*DIRECTIONS*: Copy each line of the material below that includes the string "deviation".

________________________

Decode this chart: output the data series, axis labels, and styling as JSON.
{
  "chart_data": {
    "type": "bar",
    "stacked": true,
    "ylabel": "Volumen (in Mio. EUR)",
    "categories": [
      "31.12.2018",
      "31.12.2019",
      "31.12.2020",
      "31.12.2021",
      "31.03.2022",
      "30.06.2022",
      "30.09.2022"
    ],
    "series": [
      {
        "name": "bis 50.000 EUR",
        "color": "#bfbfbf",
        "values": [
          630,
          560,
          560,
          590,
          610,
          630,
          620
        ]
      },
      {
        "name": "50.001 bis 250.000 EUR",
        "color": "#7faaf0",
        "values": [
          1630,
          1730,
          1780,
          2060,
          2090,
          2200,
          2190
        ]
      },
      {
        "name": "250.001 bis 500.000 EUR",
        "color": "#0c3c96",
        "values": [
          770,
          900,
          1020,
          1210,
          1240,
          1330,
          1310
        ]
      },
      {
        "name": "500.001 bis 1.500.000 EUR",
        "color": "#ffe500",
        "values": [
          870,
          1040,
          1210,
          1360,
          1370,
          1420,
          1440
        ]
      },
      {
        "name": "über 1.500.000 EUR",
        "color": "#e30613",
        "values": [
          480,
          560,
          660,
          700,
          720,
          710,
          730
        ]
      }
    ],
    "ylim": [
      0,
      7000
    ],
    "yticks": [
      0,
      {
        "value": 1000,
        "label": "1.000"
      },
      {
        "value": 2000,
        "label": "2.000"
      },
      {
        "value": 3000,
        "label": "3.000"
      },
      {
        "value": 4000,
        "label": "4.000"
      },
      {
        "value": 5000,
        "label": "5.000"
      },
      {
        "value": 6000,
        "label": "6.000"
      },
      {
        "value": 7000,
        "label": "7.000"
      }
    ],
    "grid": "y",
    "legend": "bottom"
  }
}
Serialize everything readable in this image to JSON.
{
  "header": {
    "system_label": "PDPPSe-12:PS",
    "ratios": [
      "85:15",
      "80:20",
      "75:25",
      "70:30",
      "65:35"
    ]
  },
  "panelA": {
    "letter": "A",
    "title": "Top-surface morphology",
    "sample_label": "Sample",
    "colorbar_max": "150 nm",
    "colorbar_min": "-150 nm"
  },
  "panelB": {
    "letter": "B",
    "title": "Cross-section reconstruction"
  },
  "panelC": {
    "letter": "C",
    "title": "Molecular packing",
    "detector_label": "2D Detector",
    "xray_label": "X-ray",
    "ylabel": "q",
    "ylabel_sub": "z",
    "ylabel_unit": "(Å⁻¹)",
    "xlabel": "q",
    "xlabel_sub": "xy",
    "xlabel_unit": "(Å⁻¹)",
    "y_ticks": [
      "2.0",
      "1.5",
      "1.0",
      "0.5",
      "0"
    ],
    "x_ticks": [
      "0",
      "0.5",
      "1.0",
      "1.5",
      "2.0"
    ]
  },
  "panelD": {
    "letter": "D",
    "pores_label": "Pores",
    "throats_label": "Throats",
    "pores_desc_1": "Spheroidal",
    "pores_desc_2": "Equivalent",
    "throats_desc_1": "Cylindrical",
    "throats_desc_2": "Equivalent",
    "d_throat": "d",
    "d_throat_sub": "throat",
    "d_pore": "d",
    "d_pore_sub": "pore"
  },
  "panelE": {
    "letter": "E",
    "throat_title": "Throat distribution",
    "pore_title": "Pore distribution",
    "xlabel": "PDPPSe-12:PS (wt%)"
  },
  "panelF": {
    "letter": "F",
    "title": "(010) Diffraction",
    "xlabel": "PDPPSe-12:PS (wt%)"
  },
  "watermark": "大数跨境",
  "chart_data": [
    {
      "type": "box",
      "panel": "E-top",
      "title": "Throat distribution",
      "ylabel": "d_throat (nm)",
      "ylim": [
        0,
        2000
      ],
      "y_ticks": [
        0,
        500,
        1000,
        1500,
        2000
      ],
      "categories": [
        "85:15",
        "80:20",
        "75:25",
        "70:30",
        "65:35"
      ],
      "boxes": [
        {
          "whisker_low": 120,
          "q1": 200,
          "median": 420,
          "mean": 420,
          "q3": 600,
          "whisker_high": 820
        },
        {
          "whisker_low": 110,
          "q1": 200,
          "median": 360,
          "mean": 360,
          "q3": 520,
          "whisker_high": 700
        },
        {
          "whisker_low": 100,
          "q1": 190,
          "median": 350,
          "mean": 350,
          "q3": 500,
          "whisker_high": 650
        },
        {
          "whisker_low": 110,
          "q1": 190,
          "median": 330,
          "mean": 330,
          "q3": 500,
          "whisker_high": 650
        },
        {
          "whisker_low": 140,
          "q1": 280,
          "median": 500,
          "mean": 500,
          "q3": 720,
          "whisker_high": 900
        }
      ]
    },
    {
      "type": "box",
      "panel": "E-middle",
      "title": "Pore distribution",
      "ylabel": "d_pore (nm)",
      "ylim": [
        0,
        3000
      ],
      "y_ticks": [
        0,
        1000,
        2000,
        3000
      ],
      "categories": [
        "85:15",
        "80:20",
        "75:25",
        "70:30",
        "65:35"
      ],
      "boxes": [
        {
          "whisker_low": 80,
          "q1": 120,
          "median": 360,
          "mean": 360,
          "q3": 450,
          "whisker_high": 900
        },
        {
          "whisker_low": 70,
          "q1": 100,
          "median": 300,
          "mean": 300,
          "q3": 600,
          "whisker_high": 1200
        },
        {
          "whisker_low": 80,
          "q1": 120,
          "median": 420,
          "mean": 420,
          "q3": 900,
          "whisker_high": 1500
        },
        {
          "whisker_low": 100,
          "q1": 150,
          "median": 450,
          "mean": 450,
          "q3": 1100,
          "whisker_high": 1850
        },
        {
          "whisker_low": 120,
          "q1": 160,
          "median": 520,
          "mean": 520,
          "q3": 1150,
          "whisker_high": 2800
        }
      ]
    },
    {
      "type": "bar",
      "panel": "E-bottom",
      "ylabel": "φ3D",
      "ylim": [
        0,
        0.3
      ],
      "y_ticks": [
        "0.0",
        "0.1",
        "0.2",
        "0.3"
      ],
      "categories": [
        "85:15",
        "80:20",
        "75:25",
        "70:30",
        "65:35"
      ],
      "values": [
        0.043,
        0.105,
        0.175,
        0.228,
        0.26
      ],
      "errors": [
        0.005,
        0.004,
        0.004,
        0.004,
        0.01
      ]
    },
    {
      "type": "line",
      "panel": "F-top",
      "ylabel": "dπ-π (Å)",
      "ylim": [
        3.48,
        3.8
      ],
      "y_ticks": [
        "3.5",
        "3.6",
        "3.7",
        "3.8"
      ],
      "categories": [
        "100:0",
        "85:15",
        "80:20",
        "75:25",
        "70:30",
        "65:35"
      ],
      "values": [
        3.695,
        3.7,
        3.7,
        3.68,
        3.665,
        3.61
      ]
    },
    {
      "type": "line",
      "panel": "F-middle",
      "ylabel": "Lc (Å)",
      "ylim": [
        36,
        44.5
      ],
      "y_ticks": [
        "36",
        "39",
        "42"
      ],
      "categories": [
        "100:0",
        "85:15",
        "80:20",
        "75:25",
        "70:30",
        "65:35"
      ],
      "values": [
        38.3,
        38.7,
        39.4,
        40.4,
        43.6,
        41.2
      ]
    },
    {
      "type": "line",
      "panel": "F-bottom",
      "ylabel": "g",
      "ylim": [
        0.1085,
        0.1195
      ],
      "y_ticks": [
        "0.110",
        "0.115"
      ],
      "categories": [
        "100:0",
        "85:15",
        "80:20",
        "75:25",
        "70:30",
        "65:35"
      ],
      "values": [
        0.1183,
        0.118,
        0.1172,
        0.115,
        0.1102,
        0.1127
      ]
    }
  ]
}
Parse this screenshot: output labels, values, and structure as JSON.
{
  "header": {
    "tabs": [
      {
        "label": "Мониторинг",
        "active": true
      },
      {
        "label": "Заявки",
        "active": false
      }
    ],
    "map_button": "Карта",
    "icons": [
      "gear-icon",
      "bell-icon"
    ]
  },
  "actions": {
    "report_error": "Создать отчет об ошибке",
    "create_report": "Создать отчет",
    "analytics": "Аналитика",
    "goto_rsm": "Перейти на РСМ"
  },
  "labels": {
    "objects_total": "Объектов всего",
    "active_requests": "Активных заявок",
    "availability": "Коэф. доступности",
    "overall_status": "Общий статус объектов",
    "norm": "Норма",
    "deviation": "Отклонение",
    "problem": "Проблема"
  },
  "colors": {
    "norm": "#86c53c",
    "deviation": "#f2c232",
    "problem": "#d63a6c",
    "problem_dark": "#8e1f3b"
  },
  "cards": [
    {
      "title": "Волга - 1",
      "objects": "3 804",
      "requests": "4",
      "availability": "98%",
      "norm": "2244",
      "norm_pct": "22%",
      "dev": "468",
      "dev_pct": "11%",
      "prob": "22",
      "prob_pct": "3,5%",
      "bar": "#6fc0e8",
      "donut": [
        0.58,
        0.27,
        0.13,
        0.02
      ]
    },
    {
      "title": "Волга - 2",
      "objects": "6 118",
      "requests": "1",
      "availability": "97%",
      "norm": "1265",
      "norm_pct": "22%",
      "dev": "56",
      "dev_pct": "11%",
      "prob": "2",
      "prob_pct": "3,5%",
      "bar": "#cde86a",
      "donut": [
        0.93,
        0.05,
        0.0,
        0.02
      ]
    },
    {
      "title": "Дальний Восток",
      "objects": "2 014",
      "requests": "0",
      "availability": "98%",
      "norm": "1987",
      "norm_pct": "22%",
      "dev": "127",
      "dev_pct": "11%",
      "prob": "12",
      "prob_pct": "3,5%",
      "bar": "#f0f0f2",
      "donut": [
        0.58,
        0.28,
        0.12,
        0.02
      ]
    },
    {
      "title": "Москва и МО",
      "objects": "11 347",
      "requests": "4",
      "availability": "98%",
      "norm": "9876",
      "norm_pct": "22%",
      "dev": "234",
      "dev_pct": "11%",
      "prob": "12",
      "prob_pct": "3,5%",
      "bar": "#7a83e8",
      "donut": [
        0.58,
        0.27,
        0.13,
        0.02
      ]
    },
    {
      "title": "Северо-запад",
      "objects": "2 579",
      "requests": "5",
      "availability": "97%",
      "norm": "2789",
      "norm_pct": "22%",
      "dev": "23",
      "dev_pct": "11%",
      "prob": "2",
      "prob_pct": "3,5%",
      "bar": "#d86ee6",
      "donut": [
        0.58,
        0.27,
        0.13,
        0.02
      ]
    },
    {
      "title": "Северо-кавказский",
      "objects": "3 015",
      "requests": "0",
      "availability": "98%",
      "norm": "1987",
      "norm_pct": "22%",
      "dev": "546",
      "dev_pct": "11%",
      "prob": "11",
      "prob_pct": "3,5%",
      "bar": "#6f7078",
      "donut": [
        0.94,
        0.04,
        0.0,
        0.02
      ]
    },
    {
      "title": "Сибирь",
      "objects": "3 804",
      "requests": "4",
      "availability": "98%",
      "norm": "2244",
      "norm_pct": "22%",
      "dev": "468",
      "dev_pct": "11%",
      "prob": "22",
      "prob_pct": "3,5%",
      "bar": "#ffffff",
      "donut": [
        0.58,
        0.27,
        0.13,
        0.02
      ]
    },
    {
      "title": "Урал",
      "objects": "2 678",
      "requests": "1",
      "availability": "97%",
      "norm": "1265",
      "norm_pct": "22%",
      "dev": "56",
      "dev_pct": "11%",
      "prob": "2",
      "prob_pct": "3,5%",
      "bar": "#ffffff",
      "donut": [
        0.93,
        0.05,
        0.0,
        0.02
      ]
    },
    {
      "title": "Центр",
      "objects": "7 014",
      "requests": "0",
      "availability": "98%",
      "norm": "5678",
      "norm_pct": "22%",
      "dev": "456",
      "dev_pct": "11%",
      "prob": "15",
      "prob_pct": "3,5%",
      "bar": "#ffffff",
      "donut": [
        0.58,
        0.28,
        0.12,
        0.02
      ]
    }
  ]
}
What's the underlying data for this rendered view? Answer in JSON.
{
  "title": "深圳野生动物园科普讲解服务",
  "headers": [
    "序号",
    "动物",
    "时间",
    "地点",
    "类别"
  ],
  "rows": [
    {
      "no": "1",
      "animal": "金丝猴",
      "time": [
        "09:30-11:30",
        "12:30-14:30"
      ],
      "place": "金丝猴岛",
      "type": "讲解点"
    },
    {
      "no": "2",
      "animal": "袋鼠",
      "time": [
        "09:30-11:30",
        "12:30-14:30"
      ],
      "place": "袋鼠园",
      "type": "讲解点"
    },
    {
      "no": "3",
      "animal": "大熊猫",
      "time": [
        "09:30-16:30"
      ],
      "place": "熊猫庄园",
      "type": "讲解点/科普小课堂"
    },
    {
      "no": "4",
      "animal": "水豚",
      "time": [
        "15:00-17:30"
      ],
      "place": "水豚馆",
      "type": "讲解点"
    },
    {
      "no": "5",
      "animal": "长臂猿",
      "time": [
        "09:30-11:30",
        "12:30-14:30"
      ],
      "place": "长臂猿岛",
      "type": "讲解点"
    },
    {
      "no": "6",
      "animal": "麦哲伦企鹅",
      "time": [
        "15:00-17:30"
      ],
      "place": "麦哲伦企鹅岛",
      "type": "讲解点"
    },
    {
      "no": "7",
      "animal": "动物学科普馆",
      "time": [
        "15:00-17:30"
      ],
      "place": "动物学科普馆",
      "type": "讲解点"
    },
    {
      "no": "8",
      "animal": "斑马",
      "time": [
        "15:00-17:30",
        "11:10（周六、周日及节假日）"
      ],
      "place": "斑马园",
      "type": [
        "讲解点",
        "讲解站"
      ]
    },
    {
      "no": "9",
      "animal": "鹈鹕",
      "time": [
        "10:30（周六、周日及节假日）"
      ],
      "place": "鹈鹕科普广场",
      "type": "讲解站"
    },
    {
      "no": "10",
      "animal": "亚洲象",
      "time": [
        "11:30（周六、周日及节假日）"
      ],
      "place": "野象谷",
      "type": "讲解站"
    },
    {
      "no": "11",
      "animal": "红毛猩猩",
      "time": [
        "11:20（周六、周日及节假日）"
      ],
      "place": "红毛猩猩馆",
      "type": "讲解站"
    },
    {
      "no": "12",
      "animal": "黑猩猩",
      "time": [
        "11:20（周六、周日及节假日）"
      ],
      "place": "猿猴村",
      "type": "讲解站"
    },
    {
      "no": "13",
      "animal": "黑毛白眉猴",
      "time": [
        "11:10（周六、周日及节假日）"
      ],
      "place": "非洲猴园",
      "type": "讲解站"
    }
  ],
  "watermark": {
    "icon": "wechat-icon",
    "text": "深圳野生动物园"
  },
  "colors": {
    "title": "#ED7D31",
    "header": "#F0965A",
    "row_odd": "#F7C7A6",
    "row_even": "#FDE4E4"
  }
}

________________________

*SOLUTION*:
    "deviation": "Отклонение",
    "deviation": "#f2c232",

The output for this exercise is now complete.